== DESCRIPTION OF THE TASK ==
Rewrite the material below as a numbered list, leaving out any blank lines.

== DATA FOR THIS EXERCISE ==

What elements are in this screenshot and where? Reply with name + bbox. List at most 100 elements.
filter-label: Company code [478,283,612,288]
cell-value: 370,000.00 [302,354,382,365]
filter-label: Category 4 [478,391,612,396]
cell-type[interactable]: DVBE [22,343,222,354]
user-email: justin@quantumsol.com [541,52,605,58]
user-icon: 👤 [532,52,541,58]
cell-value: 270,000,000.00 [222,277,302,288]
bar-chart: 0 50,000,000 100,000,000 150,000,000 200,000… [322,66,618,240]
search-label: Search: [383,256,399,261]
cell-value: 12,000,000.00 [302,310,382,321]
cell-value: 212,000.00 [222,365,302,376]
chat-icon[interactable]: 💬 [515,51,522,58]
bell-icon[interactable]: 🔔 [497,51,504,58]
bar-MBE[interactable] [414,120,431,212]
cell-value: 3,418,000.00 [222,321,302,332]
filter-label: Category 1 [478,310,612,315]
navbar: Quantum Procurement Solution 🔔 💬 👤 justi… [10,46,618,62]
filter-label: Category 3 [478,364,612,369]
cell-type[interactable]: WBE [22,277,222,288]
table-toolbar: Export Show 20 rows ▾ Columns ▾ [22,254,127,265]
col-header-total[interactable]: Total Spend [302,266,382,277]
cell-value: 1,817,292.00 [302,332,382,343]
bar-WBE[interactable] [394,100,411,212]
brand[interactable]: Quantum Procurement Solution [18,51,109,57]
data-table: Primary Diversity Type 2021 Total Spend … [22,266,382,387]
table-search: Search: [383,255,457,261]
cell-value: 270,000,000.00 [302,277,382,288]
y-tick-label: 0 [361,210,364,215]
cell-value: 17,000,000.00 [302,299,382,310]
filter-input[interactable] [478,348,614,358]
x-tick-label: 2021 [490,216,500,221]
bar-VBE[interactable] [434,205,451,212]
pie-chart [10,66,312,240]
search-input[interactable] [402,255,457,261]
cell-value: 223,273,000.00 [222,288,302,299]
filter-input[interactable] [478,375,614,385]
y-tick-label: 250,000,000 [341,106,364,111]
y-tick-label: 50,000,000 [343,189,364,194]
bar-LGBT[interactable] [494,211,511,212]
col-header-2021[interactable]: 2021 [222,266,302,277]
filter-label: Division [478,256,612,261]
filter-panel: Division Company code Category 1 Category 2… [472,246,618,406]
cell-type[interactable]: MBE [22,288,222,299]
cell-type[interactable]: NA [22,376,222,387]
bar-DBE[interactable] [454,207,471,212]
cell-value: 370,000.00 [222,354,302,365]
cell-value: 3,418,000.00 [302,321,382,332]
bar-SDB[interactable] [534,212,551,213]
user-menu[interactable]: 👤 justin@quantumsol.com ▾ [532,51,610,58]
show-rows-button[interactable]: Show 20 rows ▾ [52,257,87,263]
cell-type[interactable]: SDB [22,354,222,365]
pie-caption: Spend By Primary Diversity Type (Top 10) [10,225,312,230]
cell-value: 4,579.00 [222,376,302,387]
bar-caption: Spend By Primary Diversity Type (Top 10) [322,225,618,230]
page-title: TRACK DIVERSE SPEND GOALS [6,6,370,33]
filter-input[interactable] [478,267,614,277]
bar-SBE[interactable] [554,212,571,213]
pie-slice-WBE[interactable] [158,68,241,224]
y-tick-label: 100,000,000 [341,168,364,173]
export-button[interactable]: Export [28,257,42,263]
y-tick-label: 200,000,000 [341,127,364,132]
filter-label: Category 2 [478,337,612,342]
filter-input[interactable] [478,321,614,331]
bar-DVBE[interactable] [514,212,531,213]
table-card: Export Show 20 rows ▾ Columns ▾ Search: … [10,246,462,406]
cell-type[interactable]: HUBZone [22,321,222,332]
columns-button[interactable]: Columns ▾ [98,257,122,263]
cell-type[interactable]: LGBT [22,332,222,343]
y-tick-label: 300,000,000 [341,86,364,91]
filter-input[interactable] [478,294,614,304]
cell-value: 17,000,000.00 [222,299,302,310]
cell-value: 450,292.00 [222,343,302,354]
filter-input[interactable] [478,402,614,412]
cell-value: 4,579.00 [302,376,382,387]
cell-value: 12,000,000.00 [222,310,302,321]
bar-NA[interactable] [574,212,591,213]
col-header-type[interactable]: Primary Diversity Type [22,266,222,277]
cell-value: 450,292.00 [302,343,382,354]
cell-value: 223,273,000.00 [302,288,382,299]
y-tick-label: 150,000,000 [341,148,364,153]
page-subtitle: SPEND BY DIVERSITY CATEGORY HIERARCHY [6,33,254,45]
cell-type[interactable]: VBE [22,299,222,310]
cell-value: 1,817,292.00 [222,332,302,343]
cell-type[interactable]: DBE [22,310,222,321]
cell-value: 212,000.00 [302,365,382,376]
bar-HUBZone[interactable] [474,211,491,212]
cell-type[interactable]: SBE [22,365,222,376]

== EXERCISE ANSWER ==
1. What elements are in this screenshot and where? Reply with name + bbox. List at most 100 elements.
2. filter-label: Company code [478,283,612,288]
3. cell-value: 370,000.00 [302,354,382,365]
4. filter-label: Category 4 [478,391,612,396]
5. cell-type[interactable]: DVBE [22,343,222,354]
6. user-email: justin@quantumsol.com [541,52,605,58]
7. user-icon: 👤 [532,52,541,58]
8. cell-value: 270,000,000.00 [222,277,302,288]
9. bar-chart: 0 50,000,000 100,000,000 150,000,000 200,000… [322,66,618,240]
10. search-label: Search: [383,256,399,261]
11. cell-value: 12,000,000.00 [302,310,382,321]
12. cell-value: 212,000.00 [222,365,302,376]
13. chat-icon[interactable]: 💬 [515,51,522,58]
14. bell-icon[interactable]: 🔔 [497,51,504,58]
15. bar-MBE[interactable] [414,120,431,212]
16. cell-value: 3,418,000.00 [222,321,302,332]
17. filter-label: Category 1 [478,310,612,315]
18. navbar: Quantum Procurement Solution 🔔 💬 👤 justi… [10,46,618,62]
19. filter-label: Category 3 [478,364,612,369]
20. cell-type[interactable]: WBE [22,277,222,288]
21. table-toolbar: Export Show 20 rows ▾ Columns ▾ [22,254,127,265]
22. col-header-total[interactable]: Total Spend [302,266,382,277]
23. cell-value: 1,817,292.00 [302,332,382,343]
24. bar-WBE[interactable] [394,100,411,212]
25. brand[interactable]: Quantum Procurement Solution [18,51,109,57]
26. data-table: Primary Diversity Type 2021 Total Spend … [22,266,382,387]
27. table-search: Search: [383,255,457,261]
28. cell-value: 270,000,000.00 [302,277,382,288]
29. y-tick-label: 0 [361,210,364,215]
30. cell-value: 17,000,000.00 [302,299,382,310]
31. filter-input[interactable] [478,348,614,358]
32. x-tick-label: 2021 [490,216,500,221]
33. bar-VBE[interactable] [434,205,451,212]
34. pie-chart [10,66,312,240]
35. search-input[interactable] [402,255,457,261]
36. cell-value: 223,273,000.00 [222,288,302,299]
37. filter-input[interactable] [478,375,614,385]
38. y-tick-label: 250,000,000 [341,106,364,111]
39. y-tick-label: 50,000,000 [343,189,364,194]
40. bar-LGBT[interactable] [494,211,511,212]
41. col-header-2021[interactable]: 2021 [222,266,302,277]
42. filter-label: Division [478,256,612,261]
43. filter-panel: Division Company code Category 1 Category 2… [472,246,618,406]
44. cell-type[interactable]: MBE [22,288,222,299]
45. cell-type[interactable]: NA [22,376,222,387]
46. bar-DBE[interactable] [454,207,471,212]
47. cell-value: 370,000.00 [222,354,302,365]
48. cell-value: 3,418,000.00 [302,321,382,332]
49. bar-SDB[interactable] [534,212,551,213]
50. user-menu[interactable]: 👤 justin@quantumsol.com ▾ [532,51,610,58]
51. show-rows-button[interactable]: Show 20 rows ▾ [52,257,87,263]
52. cell-type[interactable]: SDB [22,354,222,365]
53. pie-caption: Spend By Primary Diversity Type (Top 10) [10,225,312,230]
54. cell-value: 4,579.00 [222,376,302,387]
55. bar-caption: Spend By Primary Diversity Type (Top 10) [322,225,618,230]
56. page-title: TRACK DIVERSE SPEND GOALS [6,6,370,33]
57. filter-input[interactable] [478,267,614,277]
58. bar-SBE[interactable] [554,212,571,213]
59. pie-slice-WBE[interactable] [158,68,241,224]
60. y-tick-label: 100,000,000 [341,168,364,173]
61. export-button[interactable]: Export [28,257,42,263]
62. y-tick-label: 200,000,000 [341,127,364,132]
63. filter-label: Category 2 [478,337,612,342]
64. filter-input[interactable] [478,321,614,331]
65. bar-DVBE[interactable] [514,212,531,213]
66. table-card: Export Show 20 rows ▾ Columns ▾ Search: … [10,246,462,406]
67. cell-type[interactable]: HUBZone [22,321,222,332]
68. columns-button[interactable]: Columns ▾ [98,257,122,263]
69. cell-type[interactable]: LGBT [22,332,222,343]
70. y-tick-label: 300,000,000 [341,86,364,91]
71. filter-input[interactable] [478,294,614,304]
72. cell-value: 17,000,000.00 [222,299,302,310]
73. cell-value: 450,292.00 [222,343,302,354]
74. filter-input[interactable] [478,402,614,412]
75. cell-value: 4,579.00 [302,376,382,387]
76. cell-value: 12,000,000.00 [222,310,302,321]
77. bar-NA[interactable] [574,212,591,213]
78. col-header-type[interactable]: Primary Diversity Type [22,266,222,277]
79. cell-value: 450,292.00 [302,343,382,354]
80. cell-value: 223,273,000.00 [302,288,382,299]
81. y-tick-label: 150,000,000 [341,148,364,153]
82. page-subtitle: SPEND BY DIVERSITY CATEGORY HIERARCHY [6,33,254,45]
83. cell-type[interactable]: VBE [22,299,222,310]
84. cell-value: 1,817,292.00 [222,332,302,343]
85. cell-type[interactable]: DBE [22,310,222,321]
86. cell-value: 212,000.00 [302,365,382,376]
87. bar-HUBZone[interactable] [474,211,491,212]
88. cell-type[interactable]: SBE [22,365,222,376]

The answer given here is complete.